■ EXTRAHIERTER TEXT:
------------------------------------------------------------

Von den 27 EU-Ländern liegen nur Kroatien, die Slowakei, Rumänien und Bulgarien beim Impfen hinter Polen. Doch trotz zahlreicher Appelle seitens der Behörden und vieler bekannter Persönlichkeiten lassen sich viele Bürgerinnen und Bürger weiterhin nicht zum Impfen überreden. Nach Rekord-Tagen mit über 650.000 Impfungen im Juni und einer darauffolgenden steilen Talfahrt im Sommer ist der Impfwille im Herbst 2021 wieder gewachsen - doch die Zahl der Impfungen pro Tag überschreitet derzeit nur selten die 250.000er-Marke.

Kein Respekt vor Einschränkungen

Gründe, sich vom gesellschaftlichen Leben ausgeschlossen zu fühlen, haben Ungeimpfte in Polen kaum. Während überall in Europa im Dezember Weihnachtsmärkte abgesagt wurden, drängten sich die Menschen östlich der Oder auf Marktplätzen und an Glühweinständen. Auch zum Jahreswechsel wurde vielerorts groß gefeiert. Allein die Silvestershow des staatlichen Fernsehens TVP zog 16.000 Zuschauer an.

------------------------------------------------------------

■ AUFGABEN:
• 1. Übersetze den folgenden Satz aus dem Text über das Impfen in Polen ins Englische: „Allein die Silvestershow des staatlichen Fernsehens TVP zog 16.000 Zuschauer an.“
• 2. Gib aus dem Text über das Impfen in Polen den Abschnitt wortgetreu zurück, der mit „Von den 27 EU-Ländern“ beginnt und bis einschließlich „selten die 250.000er-Marke.“ reicht.

(Datenauszüge)
------------------------------------------------------------

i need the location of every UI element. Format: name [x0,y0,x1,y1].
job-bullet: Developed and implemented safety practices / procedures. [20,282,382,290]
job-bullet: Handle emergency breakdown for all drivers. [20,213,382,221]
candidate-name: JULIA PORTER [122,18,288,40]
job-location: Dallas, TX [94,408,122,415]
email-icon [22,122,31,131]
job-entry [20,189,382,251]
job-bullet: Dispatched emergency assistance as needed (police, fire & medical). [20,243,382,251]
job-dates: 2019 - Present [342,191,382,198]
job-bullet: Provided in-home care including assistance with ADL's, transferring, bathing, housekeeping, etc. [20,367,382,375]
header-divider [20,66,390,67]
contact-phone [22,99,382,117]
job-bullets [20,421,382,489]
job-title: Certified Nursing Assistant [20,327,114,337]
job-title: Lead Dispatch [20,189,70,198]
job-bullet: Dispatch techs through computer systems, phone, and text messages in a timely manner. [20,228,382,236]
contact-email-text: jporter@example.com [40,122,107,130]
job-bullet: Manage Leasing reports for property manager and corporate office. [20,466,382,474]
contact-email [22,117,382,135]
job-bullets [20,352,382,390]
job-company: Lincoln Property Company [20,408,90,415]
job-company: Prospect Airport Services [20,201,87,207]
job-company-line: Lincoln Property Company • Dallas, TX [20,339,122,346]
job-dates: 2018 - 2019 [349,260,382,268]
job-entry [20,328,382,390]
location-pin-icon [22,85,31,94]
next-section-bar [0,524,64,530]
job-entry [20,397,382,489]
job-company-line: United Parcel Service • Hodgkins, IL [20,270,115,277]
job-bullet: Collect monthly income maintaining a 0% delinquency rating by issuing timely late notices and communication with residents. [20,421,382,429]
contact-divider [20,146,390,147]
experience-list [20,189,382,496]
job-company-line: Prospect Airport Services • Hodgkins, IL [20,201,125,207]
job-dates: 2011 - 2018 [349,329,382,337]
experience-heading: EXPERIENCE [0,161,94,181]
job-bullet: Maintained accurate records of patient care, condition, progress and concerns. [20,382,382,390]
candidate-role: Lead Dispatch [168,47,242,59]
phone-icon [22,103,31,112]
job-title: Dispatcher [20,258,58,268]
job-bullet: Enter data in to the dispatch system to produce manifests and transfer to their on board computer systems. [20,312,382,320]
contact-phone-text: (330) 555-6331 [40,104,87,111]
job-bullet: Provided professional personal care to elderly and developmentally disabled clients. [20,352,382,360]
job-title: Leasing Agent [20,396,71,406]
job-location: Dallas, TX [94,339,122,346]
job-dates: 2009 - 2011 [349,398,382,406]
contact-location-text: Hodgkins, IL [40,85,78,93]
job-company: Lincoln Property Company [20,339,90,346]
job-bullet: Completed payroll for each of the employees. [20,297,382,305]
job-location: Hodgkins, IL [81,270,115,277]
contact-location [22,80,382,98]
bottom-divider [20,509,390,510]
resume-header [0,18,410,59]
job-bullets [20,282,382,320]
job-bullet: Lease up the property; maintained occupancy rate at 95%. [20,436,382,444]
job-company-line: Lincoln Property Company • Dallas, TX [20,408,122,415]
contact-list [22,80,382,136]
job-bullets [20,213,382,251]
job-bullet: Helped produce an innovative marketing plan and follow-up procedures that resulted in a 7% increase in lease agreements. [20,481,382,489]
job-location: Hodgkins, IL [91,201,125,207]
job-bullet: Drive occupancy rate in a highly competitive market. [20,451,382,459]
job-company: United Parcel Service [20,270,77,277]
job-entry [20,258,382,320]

------------------------------------------------------------

■ ANTWORTEN JE AUFGABE:
• 1. The New Year's Eve show of the state television broadcaster TVP alone drew 16,000 spectators.

• 2.
Von den 27 EU-Ländern liegen nur Kroatien, die Slowakei, Rumänien und Bulgarien beim Impfen hinter Polen. Doch trotz zahlreicher Appelle seitens der Behörden und vieler bekannter Persönlichkeiten lassen sich viele Bürgerinnen und Bürger weiterhin nicht zum Impfen überreden. Nach Rekord-Tagen mit über 650.000 Impfungen im Juni und einer darauffolgenden steilen Talfahrt im Sommer ist der Impfwille im Herbst 2021 wieder gewachsen - doch die Zahl der Impfungen pro Tag überschreitet derzeit nur selten die 250.000er-Marke.